## Problem
Read through the records below and copy each line that uses the word "text".

─── Stored records ───

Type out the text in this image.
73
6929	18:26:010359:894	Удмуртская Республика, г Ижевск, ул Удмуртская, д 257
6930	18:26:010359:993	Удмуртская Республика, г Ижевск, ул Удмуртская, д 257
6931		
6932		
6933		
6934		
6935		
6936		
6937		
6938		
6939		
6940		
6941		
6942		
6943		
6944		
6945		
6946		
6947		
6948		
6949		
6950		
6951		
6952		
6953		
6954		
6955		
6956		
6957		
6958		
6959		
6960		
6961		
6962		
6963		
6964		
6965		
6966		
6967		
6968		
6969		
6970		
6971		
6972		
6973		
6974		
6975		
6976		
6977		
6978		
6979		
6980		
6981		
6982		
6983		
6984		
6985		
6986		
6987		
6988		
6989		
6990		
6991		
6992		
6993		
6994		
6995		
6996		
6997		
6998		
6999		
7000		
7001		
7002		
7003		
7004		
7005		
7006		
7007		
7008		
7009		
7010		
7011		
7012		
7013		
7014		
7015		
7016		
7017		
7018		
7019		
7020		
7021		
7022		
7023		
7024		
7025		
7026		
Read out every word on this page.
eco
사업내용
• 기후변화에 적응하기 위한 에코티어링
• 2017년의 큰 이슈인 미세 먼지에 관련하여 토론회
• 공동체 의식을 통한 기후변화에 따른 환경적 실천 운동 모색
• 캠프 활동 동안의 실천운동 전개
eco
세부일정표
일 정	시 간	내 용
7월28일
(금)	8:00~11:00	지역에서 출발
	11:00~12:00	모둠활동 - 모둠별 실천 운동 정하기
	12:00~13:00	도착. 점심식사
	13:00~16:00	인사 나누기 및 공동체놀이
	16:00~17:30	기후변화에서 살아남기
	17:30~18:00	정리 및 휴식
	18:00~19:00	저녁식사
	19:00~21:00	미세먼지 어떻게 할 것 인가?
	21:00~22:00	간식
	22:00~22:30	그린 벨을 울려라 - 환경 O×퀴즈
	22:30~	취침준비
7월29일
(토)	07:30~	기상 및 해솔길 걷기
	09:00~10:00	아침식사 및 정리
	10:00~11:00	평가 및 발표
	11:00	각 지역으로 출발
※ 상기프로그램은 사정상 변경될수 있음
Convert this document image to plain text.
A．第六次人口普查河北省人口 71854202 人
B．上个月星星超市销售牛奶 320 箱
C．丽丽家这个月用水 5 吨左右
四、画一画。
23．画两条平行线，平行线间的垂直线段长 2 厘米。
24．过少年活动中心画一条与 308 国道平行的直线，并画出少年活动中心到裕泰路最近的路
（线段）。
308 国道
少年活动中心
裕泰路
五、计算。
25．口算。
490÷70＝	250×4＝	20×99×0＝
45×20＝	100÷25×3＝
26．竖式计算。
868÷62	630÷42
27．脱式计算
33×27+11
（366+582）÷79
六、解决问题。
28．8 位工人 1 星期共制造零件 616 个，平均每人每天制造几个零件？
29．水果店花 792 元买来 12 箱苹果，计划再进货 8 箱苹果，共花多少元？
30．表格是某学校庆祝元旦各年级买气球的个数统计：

───

## Correct response
Type out the text in this image.
Convert this document image to plain text.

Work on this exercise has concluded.